- [Short task A]: In the excerpt on predicting winter precipitation over SWUS, how many links does the GTV graph have when θ = 0.5?
- [Short task B]: Which threshold values θ does the excerpt on predicting winter precipitation over SWUS present results for? List all of them.

- [Extract to read]:
------------------------------------------------------------------------
In Fig. 3, we summarize schematically the proposed approach based on the GTV described in the previous sections, for the prediction of winter precipitation totals in SWUS. We inform our prediction using observed Pacific SSTs during the boreal late summer and early fall (July–October) and we form a space–time covariance graph with edge weights corresponding to pairwise correlations (normalized covariances) between SST boxes of 10° × 10°, to constrain our regularization scheme, in addition to the traditionally used LASSO term. Correlations are obtained from the output of climate models (i.e., using SST outputs from 40 ensemble members of the CESM-LENS, for the period 1940–2005) to decrease estimation uncertainty and improve prediction in the test period.

Fig. 3.
Fig. 3.

Schematic for the graph-guided regularization [graph total variation (GTV)] for predicting winter precipitation over SWUS. We use observed Pacific SSTs as input to the predictive model and we form a space–time covariance graph with edge weights corresponding to pairwise SST covariances to constrain the model via a GTV regularization term. The covariance matrix is estimated based on the output of climate models and subjected to a hard thresholding (see section 3c) to increase the consistency of the dependency among predictors for improved performance of the GTV algorithm.

Citation: Journal of Climate 34, 2; 10.1175/JCLI-D-20-0079.1

a. Predictive performance of the GTV model

The GTV model [Eq. (6)] was fitted in the training period (from 1940/41 to 1989/90) and the optimal threshold value θ* and optimal parameter values (λ1*,λTV*) were estimated through a fivefold cross-validation procedure (see section 3a). For the case of the areal average precipitation over SWUS, this procedure identified the values θ* = 0.5 and (λ1*,λTV*) = (0.013, 0.0007). To test the sensitivity and robustness of the GTV model to this optimal choice of parameters, and also to showcase the advantage of using the CESM-LENS versus the covariance of observations, we start by presenting and discussing results for three different values θ = (0.35, 0.5, 0.75) and various (λ1,λTV) combinations. Figure 4 shows the October SSTs covariance for those different θ thresholds, highlighting the sparseness of the covariance matrix as the threshold increases. Although not shown in Fig. 4, the dependency graph formed by the thresholded covariances has, as expected, a decreasing number of links (it is sparser) as θ increases. Specifically, the number of links of the GTV graph is 80 503, 32 644, and 5357 for θ = 0.35, 0.5, and 0.75, respectively, highlighting the computational advantages that the reduced-degree graph also offers.

Fig. 4.
Fig. 4.
------------------------------------------------------------------------
- [Information supplied]:
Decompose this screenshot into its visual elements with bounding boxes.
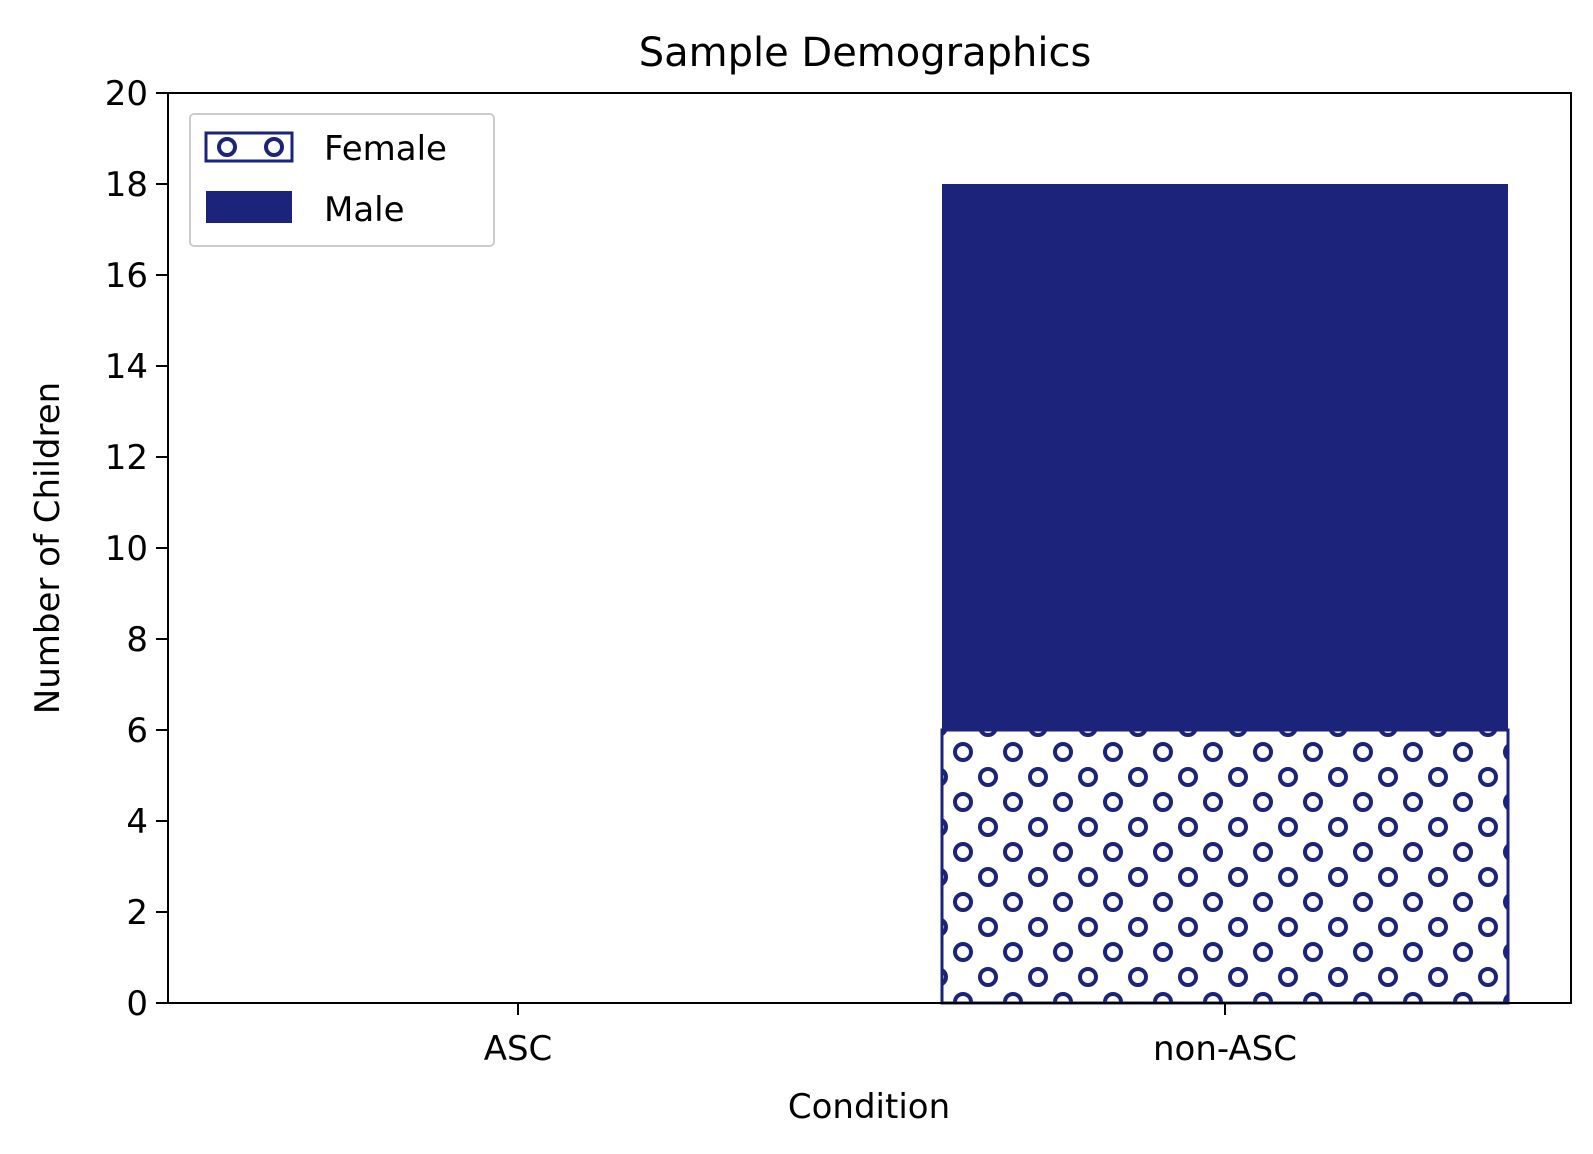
------------------------------------------------------------------------
- [Complete answer A]: 32 644

- [Complete answer B]: 0.35, 0.5, 0.75